>> start Records to use

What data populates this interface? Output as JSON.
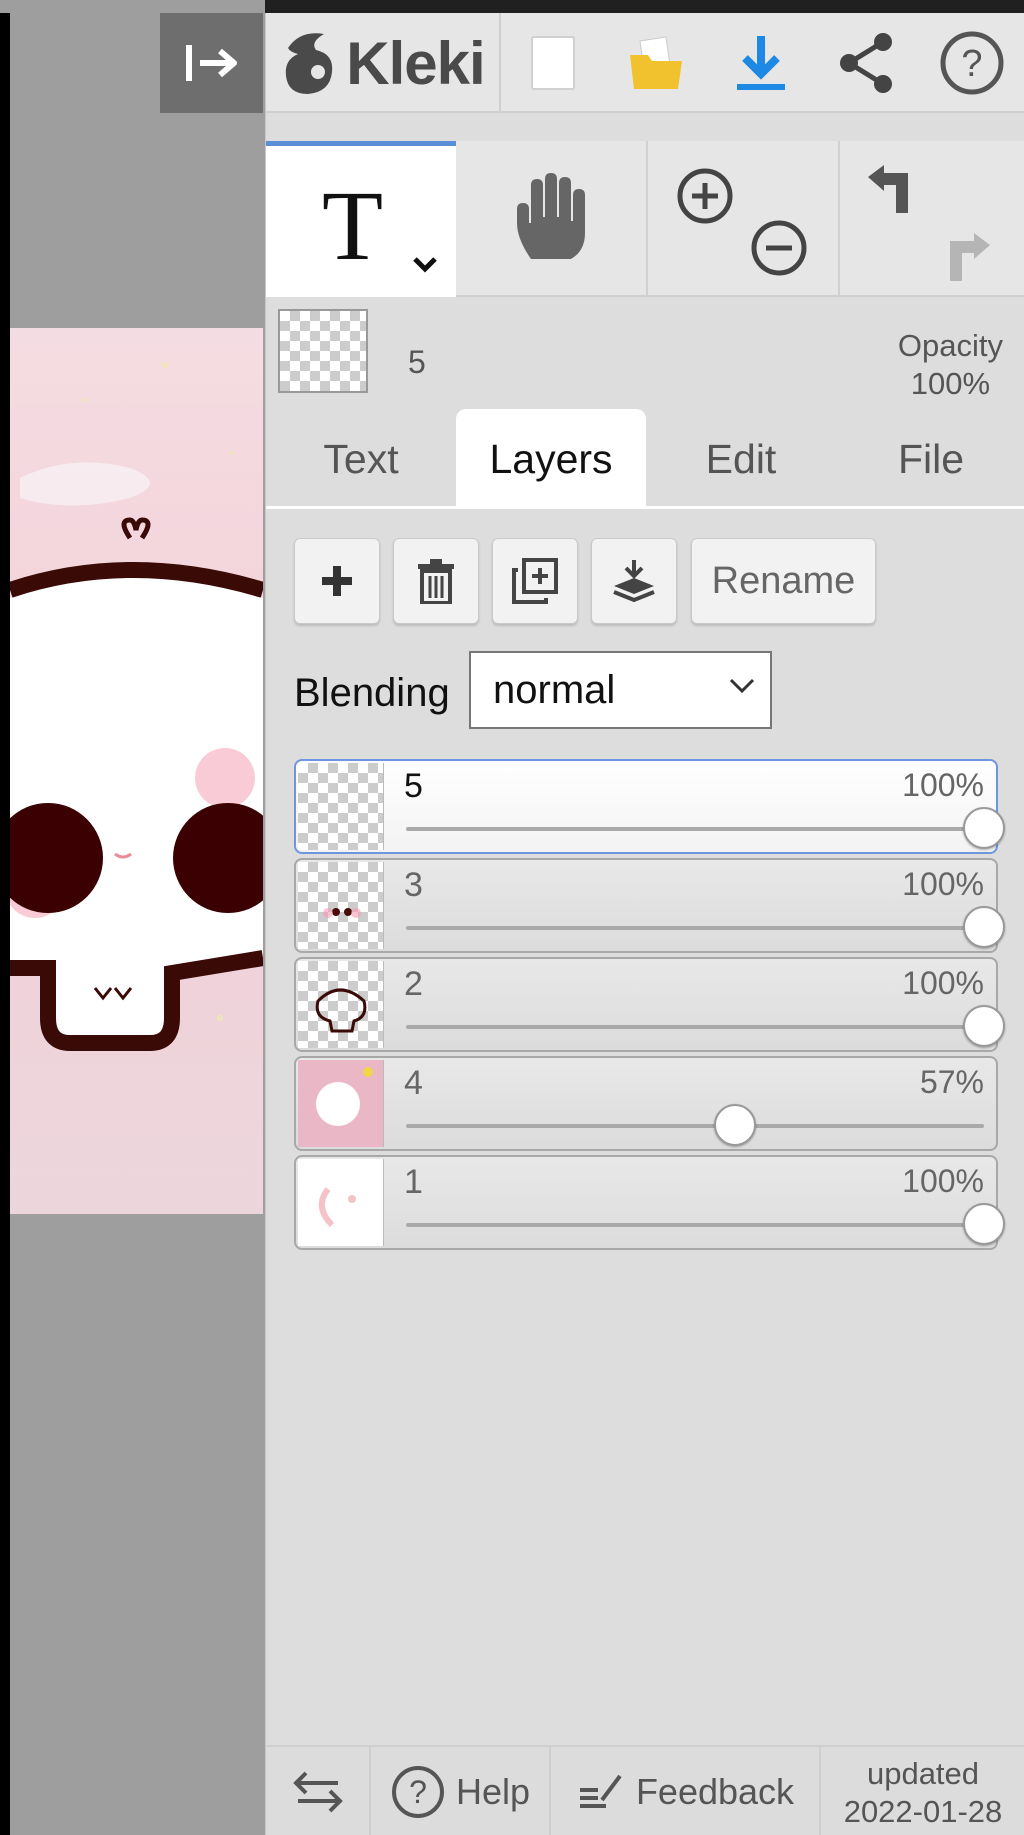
{
  "app": {
    "name": "Kleki"
  },
  "toolbar": {
    "new_label": "",
    "icons": [
      "collapse-panel-icon",
      "kleki-logo",
      "new-file-icon",
      "open-folder-icon",
      "download-icon",
      "share-icon",
      "help-icon"
    ]
  },
  "tools": {
    "active": "text",
    "text_glyph": "T",
    "items": [
      "text-tool",
      "hand-tool",
      "zoom-in",
      "zoom-out",
      "undo",
      "redo"
    ]
  },
  "current_layer": {
    "name": "5",
    "opacity_label": "Opacity",
    "opacity_value": "100%"
  },
  "tabs": [
    {
      "label": "Text",
      "active": false
    },
    {
      "label": "Layers",
      "active": true
    },
    {
      "label": "Edit",
      "active": false
    },
    {
      "label": "File",
      "active": false
    }
  ],
  "layer_actions": {
    "rename_label": "Rename",
    "icons": [
      "add-layer-icon",
      "delete-layer-icon",
      "duplicate-layer-icon",
      "merge-down-icon"
    ]
  },
  "blending": {
    "label": "Blending",
    "value": "normal"
  },
  "layers": [
    {
      "name": "5",
      "opacity_label": "100%",
      "opacity": 1.0,
      "selected": true,
      "thumb": "empty"
    },
    {
      "name": "3",
      "opacity_label": "100%",
      "opacity": 1.0,
      "selected": false,
      "thumb": "eyes"
    },
    {
      "name": "2",
      "opacity_label": "100%",
      "opacity": 1.0,
      "selected": false,
      "thumb": "outline"
    },
    {
      "name": "4",
      "opacity_label": "57%",
      "opacity": 0.57,
      "selected": false,
      "thumb": "background"
    },
    {
      "name": "1",
      "opacity_label": "100%",
      "opacity": 1.0,
      "selected": false,
      "thumb": "white"
    }
  ],
  "footer": {
    "help_label": "Help",
    "feedback_label": "Feedback",
    "updated_label": "updated",
    "updated_date": "2022-01-28"
  },
  "colors": {
    "accent": "#5a8fd8",
    "download": "#1e88e5",
    "folder": "#f2c12e",
    "panel_bg": "#dddddd"
  }
}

>> end Records to use

Directive: Pick out every line above that contains the word "thumb" and copy it.

Task output:
      "thumb": "empty"
      "thumb": "eyes"
      "thumb": "outline"
      "thumb": "background"
      "thumb": "white"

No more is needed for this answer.